• [WHAT IS EXPECTED]: Make an exact copy of each entry, leaving out every picture.

###

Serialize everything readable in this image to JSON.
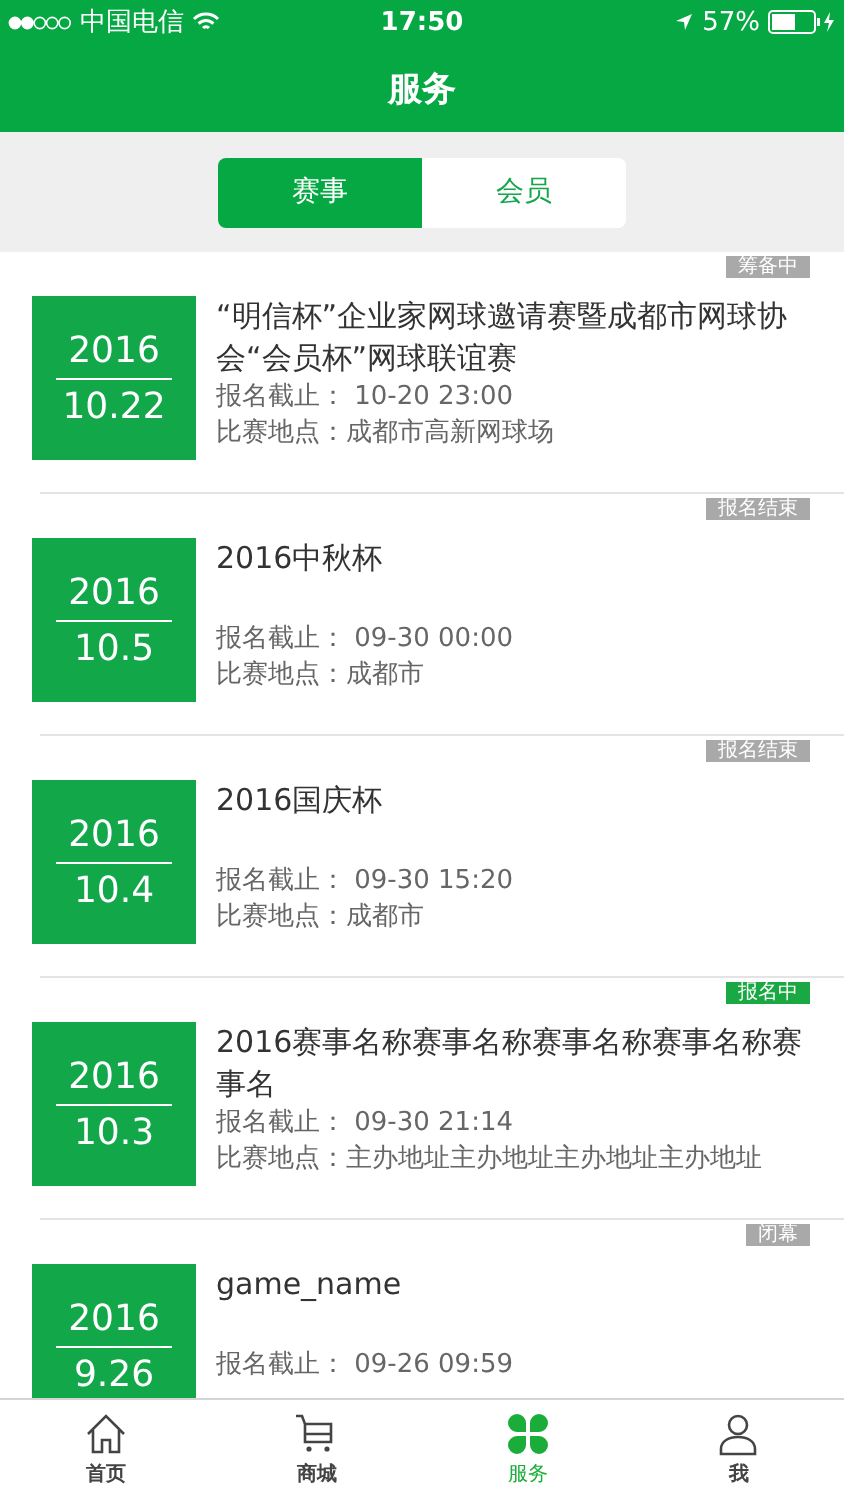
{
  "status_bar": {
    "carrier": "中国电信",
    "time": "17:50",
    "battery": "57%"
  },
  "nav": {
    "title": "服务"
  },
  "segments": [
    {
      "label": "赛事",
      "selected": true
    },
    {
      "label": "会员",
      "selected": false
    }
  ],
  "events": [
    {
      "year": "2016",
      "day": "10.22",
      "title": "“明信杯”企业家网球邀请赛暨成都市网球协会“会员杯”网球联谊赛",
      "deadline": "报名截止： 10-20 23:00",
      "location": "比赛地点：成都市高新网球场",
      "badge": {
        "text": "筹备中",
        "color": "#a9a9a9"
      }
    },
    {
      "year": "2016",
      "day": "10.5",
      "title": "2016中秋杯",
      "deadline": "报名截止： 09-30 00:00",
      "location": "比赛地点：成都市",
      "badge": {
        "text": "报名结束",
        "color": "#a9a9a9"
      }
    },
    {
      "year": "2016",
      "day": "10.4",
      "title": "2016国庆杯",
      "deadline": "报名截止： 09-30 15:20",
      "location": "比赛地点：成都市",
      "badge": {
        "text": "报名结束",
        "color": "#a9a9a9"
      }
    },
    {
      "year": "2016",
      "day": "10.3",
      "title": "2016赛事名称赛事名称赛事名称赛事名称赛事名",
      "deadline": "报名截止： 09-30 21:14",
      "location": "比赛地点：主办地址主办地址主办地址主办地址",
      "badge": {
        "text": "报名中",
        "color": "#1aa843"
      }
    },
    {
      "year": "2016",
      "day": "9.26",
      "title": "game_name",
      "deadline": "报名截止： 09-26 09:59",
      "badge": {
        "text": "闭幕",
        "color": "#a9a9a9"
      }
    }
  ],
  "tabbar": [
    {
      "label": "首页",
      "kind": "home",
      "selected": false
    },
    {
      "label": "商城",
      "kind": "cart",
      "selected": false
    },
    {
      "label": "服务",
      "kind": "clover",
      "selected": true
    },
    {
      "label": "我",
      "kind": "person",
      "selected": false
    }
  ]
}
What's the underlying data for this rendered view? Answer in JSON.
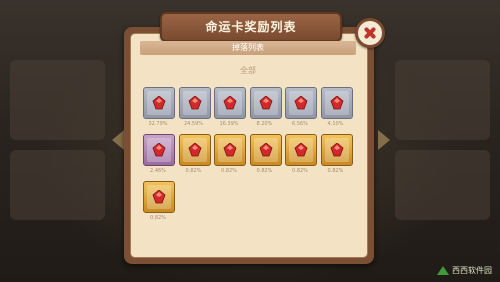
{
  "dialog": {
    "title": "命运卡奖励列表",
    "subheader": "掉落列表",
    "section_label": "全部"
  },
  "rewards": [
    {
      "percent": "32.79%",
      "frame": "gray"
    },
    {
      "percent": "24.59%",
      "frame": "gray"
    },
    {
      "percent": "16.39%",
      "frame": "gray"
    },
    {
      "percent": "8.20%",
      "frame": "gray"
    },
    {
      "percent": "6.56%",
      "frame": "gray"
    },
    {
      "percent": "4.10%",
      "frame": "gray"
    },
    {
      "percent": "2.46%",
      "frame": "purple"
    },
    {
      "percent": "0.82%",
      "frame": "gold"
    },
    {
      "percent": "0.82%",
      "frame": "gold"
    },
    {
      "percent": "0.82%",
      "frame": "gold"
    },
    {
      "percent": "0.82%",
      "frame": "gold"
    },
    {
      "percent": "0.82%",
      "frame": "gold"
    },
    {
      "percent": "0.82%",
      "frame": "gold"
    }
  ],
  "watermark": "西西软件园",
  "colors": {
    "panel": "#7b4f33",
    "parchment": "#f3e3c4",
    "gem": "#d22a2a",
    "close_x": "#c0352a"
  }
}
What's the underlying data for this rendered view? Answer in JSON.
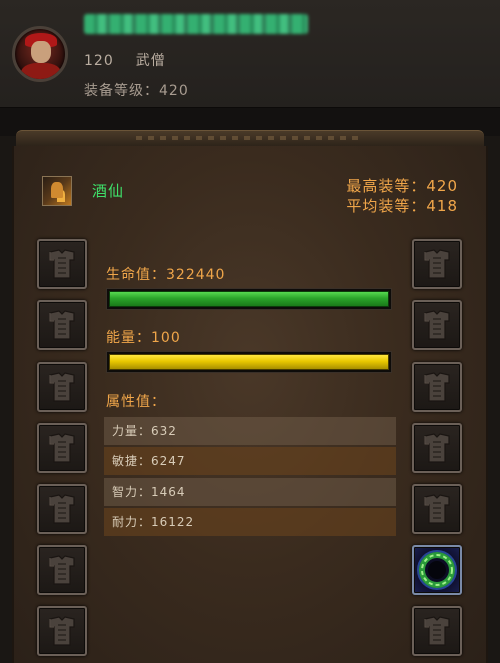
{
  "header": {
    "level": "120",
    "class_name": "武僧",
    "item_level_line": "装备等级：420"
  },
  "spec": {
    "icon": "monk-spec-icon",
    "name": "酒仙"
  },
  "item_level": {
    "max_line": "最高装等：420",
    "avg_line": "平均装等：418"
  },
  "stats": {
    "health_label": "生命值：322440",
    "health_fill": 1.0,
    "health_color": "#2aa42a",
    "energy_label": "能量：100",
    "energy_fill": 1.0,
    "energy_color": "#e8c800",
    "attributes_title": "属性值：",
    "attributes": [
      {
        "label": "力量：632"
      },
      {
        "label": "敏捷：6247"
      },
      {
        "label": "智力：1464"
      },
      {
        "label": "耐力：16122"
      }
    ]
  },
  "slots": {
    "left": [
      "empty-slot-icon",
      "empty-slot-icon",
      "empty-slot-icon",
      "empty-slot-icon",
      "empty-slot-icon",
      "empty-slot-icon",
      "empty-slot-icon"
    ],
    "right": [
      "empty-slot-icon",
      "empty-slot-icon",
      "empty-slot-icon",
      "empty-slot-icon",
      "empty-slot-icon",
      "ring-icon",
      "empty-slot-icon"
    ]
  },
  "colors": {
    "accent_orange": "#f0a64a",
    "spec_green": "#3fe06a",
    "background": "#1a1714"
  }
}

###

• [COMPLETED TASK]:
Serialize everything readable in this image to JSON.
{
  "status_bar": {
    "carrier": "中国电信",
    "time": "17:50",
    "battery": "57%"
  },
  "nav": {
    "title": "服务"
  },
  "segments": [
    {
      "label": "赛事",
      "selected": true
    },
    {
      "label": "会员",
      "selected": false
    }
  ],
  "events": [
    {
      "year": "2016",
      "day": "10.22",
      "title": "“明信杯”企业家网球邀请赛暨成都市网球协会“会员杯”网球联谊赛",
      "deadline": "报名截止： 10-20 23:00",
      "location": "比赛地点：成都市高新网球场",
      "badge": {
        "text": "筹备中",
        "color": "#a9a9a9"
      }
    },
    {
      "year": "2016",
      "day": "10.5",
      "title": "2016中秋杯",
      "deadline": "报名截止： 09-30 00:00",
      "location": "比赛地点：成都市",
      "badge": {
        "text": "报名结束",
        "color": "#a9a9a9"
      }
    },
    {
      "year": "2016",
      "day": "10.4",
      "title": "2016国庆杯",
      "deadline": "报名截止： 09-30 15:20",
      "location": "比赛地点：成都市",
      "badge": {
        "text": "报名结束",
        "color": "#a9a9a9"
      }
    },
    {
      "year": "2016",
      "day": "10.3",
      "title": "2016赛事名称赛事名称赛事名称赛事名称赛事名",
      "deadline": "报名截止： 09-30 21:14",
      "location": "比赛地点：主办地址主办地址主办地址主办地址",
      "badge": {
        "text": "报名中",
        "color": "#1aa843"
      }
    },
    {
      "year": "2016",
      "day": "9.26",
      "title": "game_name",
      "deadline": "报名截止： 09-26 09:59",
      "badge": {
        "text": "闭幕",
        "color": "#a9a9a9"
      }
    }
  ],
  "tabbar": [
    {
      "label": "首页",
      "kind": "home",
      "selected": false
    },
    {
      "label": "商城",
      "kind": "cart",
      "selected": false
    },
    {
      "label": "服务",
      "kind": "clover",
      "selected": true
    },
    {
      "label": "我",
      "kind": "person",
      "selected": false
    }
  ]
}
What's the underlying data for this rendered view? Answer in JSON.
{
  "dialog": {
    "title": "命运卡奖励列表",
    "subheader": "掉落列表",
    "section_label": "全部"
  },
  "rewards": [
    {
      "percent": "32.79%",
      "frame": "gray"
    },
    {
      "percent": "24.59%",
      "frame": "gray"
    },
    {
      "percent": "16.39%",
      "frame": "gray"
    },
    {
      "percent": "8.20%",
      "frame": "gray"
    },
    {
      "percent": "6.56%",
      "frame": "gray"
    },
    {
      "percent": "4.10%",
      "frame": "gray"
    },
    {
      "percent": "2.46%",
      "frame": "purple"
    },
    {
      "percent": "0.82%",
      "frame": "gold"
    },
    {
      "percent": "0.82%",
      "frame": "gold"
    },
    {
      "percent": "0.82%",
      "frame": "gold"
    },
    {
      "percent": "0.82%",
      "frame": "gold"
    },
    {
      "percent": "0.82%",
      "frame": "gold"
    },
    {
      "percent": "0.82%",
      "frame": "gold"
    }
  ],
  "watermark": "西西软件园",
  "colors": {
    "panel": "#7b4f33",
    "parchment": "#f3e3c4",
    "gem": "#d22a2a",
    "close_x": "#c0352a"
  }
}
What's the underlying data for this rendered view? Answer in JSON.
{
  "header": {
    "level": "120",
    "class_name": "武僧",
    "item_level_line": "装备等级：420"
  },
  "spec": {
    "icon": "monk-spec-icon",
    "name": "酒仙"
  },
  "item_level": {
    "max_line": "最高装等：420",
    "avg_line": "平均装等：418"
  },
  "stats": {
    "health_label": "生命值：322440",
    "health_fill": 1.0,
    "health_color": "#2aa42a",
    "energy_label": "能量：100",
    "energy_fill": 1.0,
    "energy_color": "#e8c800",
    "attributes_title": "属性值：",
    "attributes": [
      {
        "label": "力量：632"
      },
      {
        "label": "敏捷：6247"
      },
      {
        "label": "智力：1464"
      },
      {
        "label": "耐力：16122"
      }
    ]
  },
  "slots": {
    "left": [
      "empty-slot-icon",
      "empty-slot-icon",
      "empty-slot-icon",
      "empty-slot-icon",
      "empty-slot-icon",
      "empty-slot-icon",
      "empty-slot-icon"
    ],
    "right": [
      "empty-slot-icon",
      "empty-slot-icon",
      "empty-slot-icon",
      "empty-slot-icon",
      "empty-slot-icon",
      "ring-icon",
      "empty-slot-icon"
    ]
  },
  "colors": {
    "accent_orange": "#f0a64a",
    "spec_green": "#3fe06a",
    "background": "#1a1714"
  }
}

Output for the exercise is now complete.